Information given
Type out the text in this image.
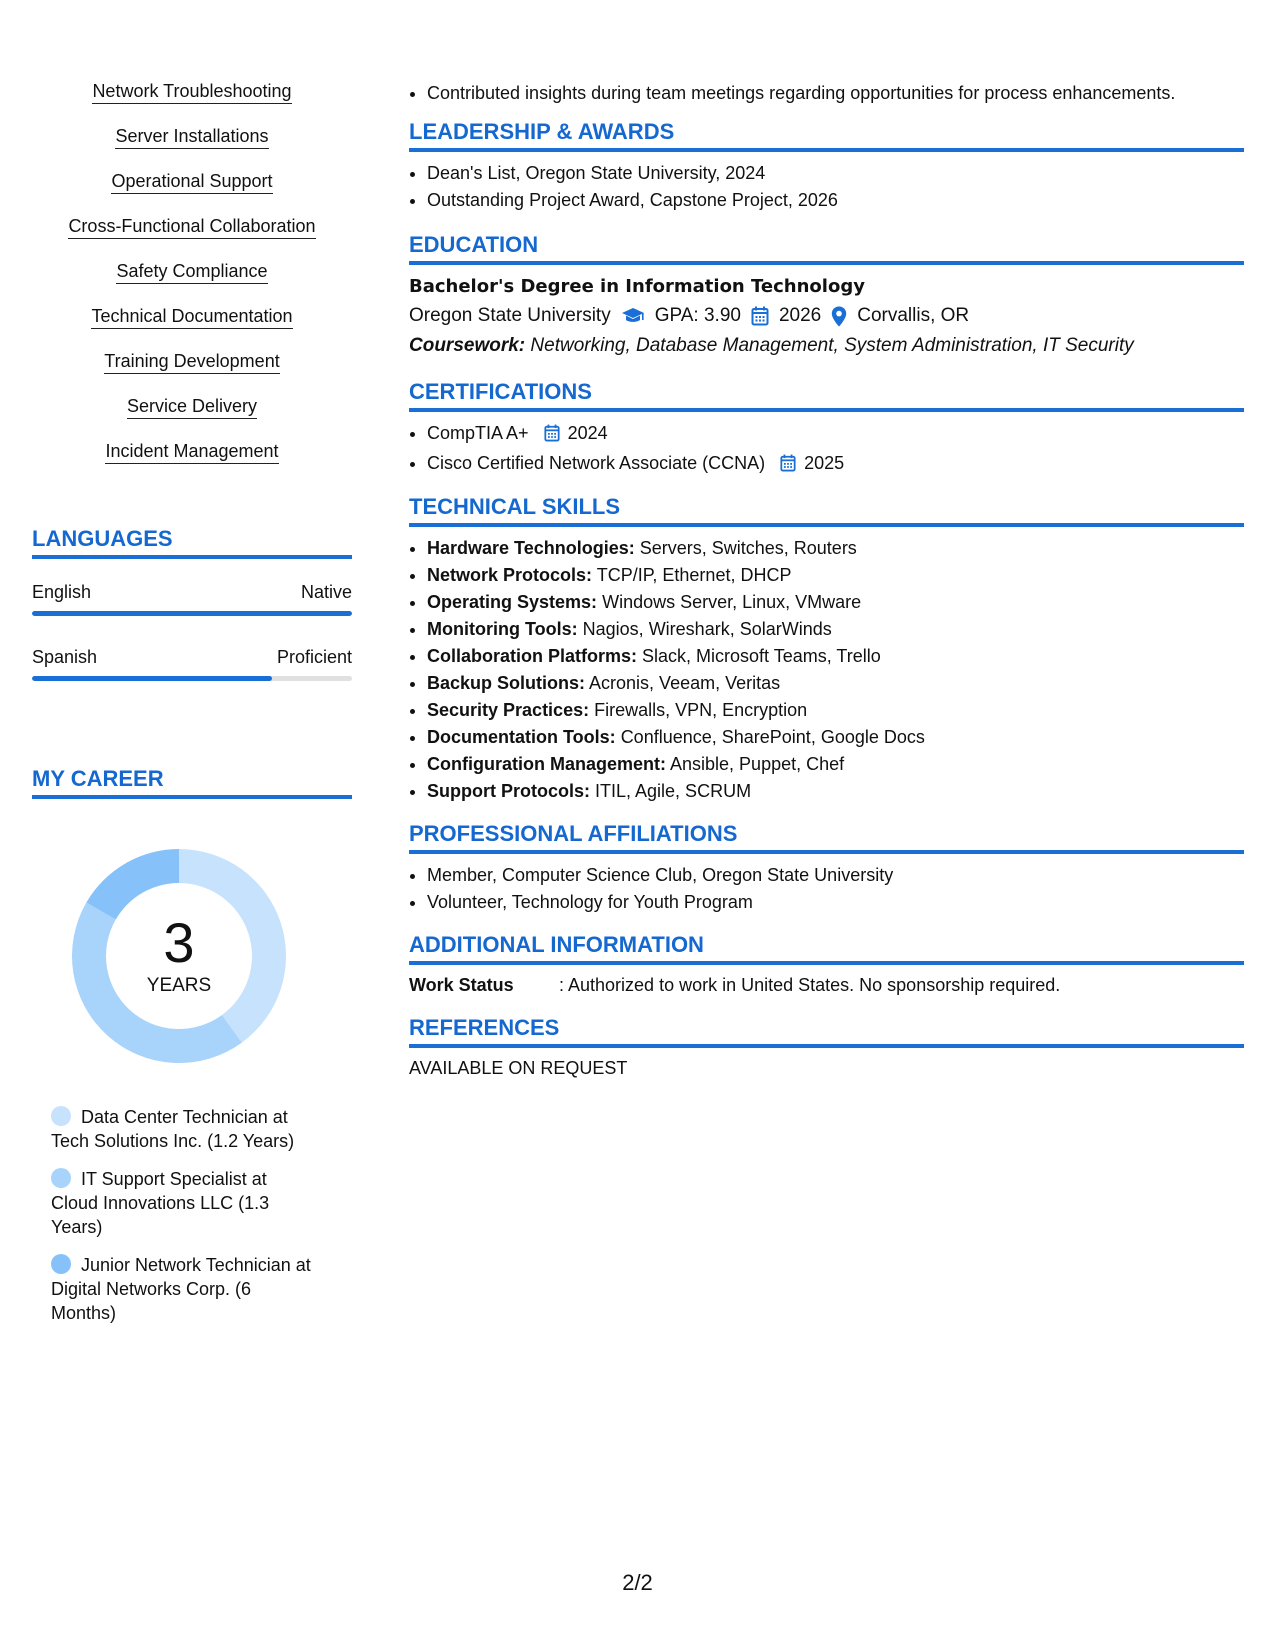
Network Troubleshooting
Server Installations
Operational Support
Cross-Functional Collaboration
Safety Compliance
Technical Documentation
Training Development
Service Delivery
Incident Management
LANGUAGES
English	Native
Spanish	Proficient
MY CAREER
3
YEARS
Data Center Technician at Tech Solutions Inc. (1.2 Years)
IT Support Specialist at Cloud Innovations LLC (1.3 Years)
Junior Network Technician at Digital Networks Corp. (6 Months)
• Contributed insights during team meetings regarding opportunities for process enhancements.
LEADERSHIP & AWARDS
• Dean's List, Oregon State University, 2024
• Outstanding Project Award, Capstone Project, 2026
EDUCATION
Bachelor's Degree in Information Technology
Oregon State University GPA: 3.90 2026 Corvallis, OR
Coursework: Networking, Database Management, System Administration, IT Security
CERTIFICATIONS
• CompTIA A+ 2024
• Cisco Certified Network Associate (CCNA) 2025
TECHNICAL SKILLS
• Hardware Technologies: Servers, Switches, Routers
• Network Protocols: TCP/IP, Ethernet, DHCP
• Operating Systems: Windows Server, Linux, VMware
• Monitoring Tools: Nagios, Wireshark, SolarWinds
• Collaboration Platforms: Slack, Microsoft Teams, Trello
• Backup Solutions: Acronis, Veeam, Veritas
• Security Practices: Firewalls, VPN, Encryption
• Documentation Tools: Confluence, SharePoint, Google Docs
• Configuration Management: Ansible, Puppet, Chef
• Support Protocols: ITIL, Agile, SCRUM
PROFESSIONAL AFFILIATIONS
• Member, Computer Science Club, Oregon State University
• Volunteer, Technology for Youth Program
ADDITIONAL INFORMATION
Work Status	: Authorized to work in United States. No sponsorship required.
REFERENCES
AVAILABLE ON REQUEST
2/2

What is required
Repeat each entry exactly. Pictures do not belong in the copy.

Expected answer
Type out the text in this image.
Network Troubleshooting
Server Installations
Operational Support
Cross-Functional Collaboration
Safety Compliance
Technical Documentation
Training Development
Service Delivery
Incident Management
LANGUAGES
English	Native
Spanish	Proficient
MY CAREER
3
YEARS
Data Center Technician at Tech Solutions Inc. (1.2 Years)
IT Support Specialist at Cloud Innovations LLC (1.3 Years)
Junior Network Technician at Digital Networks Corp. (6 Months)
• Contributed insights during team meetings regarding opportunities for process enhancements.
LEADERSHIP & AWARDS
• Dean's List, Oregon State University, 2024
• Outstanding Project Award, Capstone Project, 2026
EDUCATION
Bachelor's Degree in Information Technology
Oregon State University GPA: 3.90 2026 Corvallis, OR
Coursework: Networking, Database Management, System Administration, IT Security
CERTIFICATIONS
• CompTIA A+ 2024
• Cisco Certified Network Associate (CCNA) 2025
TECHNICAL SKILLS
• Hardware Technologies: Servers, Switches, Routers
• Network Protocols: TCP/IP, Ethernet, DHCP
• Operating Systems: Windows Server, Linux, VMware
• Monitoring Tools: Nagios, Wireshark, SolarWinds
• Collaboration Platforms: Slack, Microsoft Teams, Trello
• Backup Solutions: Acronis, Veeam, Veritas
• Security Practices: Firewalls, VPN, Encryption
• Documentation Tools: Confluence, SharePoint, Google Docs
• Configuration Management: Ansible, Puppet, Chef
• Support Protocols: ITIL, Agile, SCRUM
PROFESSIONAL AFFILIATIONS
• Member, Computer Science Club, Oregon State University
• Volunteer, Technology for Youth Program
ADDITIONAL INFORMATION
Work Status	: Authorized to work in United States. No sponsorship required.
REFERENCES
AVAILABLE ON REQUEST
2/2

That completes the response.